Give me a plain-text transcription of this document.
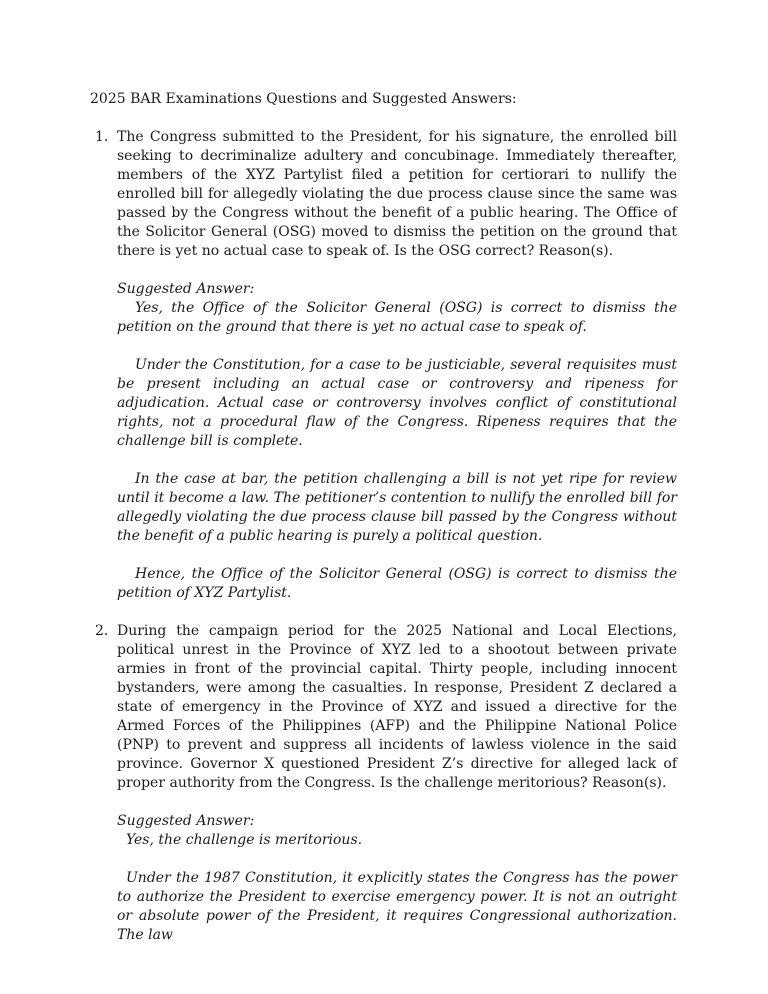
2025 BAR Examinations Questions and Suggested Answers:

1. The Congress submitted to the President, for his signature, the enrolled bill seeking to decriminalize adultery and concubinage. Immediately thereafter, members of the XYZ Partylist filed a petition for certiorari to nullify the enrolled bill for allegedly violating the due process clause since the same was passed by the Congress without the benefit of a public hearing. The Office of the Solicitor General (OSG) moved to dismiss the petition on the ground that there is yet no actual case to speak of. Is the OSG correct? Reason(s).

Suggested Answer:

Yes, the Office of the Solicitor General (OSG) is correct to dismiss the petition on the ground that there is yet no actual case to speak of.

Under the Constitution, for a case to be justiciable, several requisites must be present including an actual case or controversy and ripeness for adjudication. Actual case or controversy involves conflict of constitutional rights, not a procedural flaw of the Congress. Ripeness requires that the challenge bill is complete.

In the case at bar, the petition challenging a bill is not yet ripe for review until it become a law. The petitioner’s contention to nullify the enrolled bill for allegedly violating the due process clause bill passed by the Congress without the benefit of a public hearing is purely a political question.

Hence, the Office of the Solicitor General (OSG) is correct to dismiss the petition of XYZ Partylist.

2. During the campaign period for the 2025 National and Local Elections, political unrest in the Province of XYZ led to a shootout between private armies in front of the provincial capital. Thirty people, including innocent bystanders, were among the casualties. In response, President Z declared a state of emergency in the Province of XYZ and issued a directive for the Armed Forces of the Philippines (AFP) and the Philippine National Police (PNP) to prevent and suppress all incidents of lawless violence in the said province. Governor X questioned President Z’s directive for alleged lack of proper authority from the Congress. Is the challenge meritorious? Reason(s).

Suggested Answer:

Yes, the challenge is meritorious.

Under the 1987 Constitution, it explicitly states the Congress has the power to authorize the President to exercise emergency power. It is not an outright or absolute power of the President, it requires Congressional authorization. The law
=======
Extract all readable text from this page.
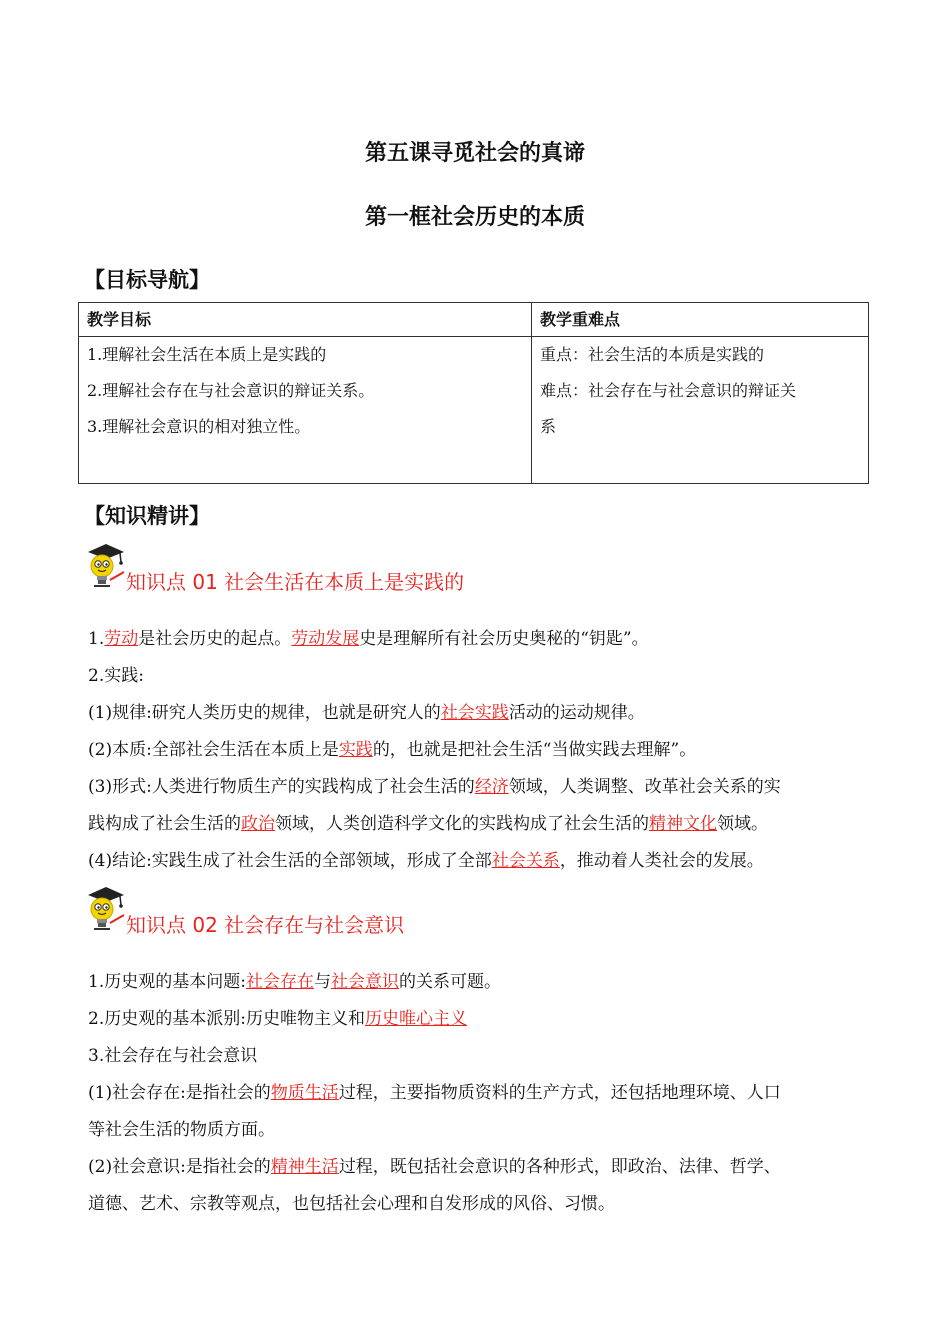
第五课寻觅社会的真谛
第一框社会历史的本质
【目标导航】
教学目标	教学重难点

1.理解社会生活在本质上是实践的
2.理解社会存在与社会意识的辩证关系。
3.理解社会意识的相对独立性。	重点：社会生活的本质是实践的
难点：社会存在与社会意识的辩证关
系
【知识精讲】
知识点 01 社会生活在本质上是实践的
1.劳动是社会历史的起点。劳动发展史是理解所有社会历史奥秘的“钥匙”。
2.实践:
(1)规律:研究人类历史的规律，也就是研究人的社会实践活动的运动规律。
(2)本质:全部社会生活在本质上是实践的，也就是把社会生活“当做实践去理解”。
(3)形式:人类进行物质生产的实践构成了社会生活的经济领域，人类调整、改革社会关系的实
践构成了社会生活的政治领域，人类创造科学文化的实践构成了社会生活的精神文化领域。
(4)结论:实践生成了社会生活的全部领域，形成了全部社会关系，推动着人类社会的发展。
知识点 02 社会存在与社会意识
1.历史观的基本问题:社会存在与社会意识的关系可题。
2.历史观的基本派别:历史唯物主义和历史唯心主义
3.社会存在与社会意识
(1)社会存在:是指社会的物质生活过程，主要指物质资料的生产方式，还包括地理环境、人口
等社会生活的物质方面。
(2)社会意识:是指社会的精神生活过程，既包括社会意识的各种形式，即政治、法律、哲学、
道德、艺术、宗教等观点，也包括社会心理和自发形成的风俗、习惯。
=======
** Task goal **
List all lines where "text" occurs.

** Expected answer **
Give me a plain-text transcription of this document.
Extract all readable text from this page.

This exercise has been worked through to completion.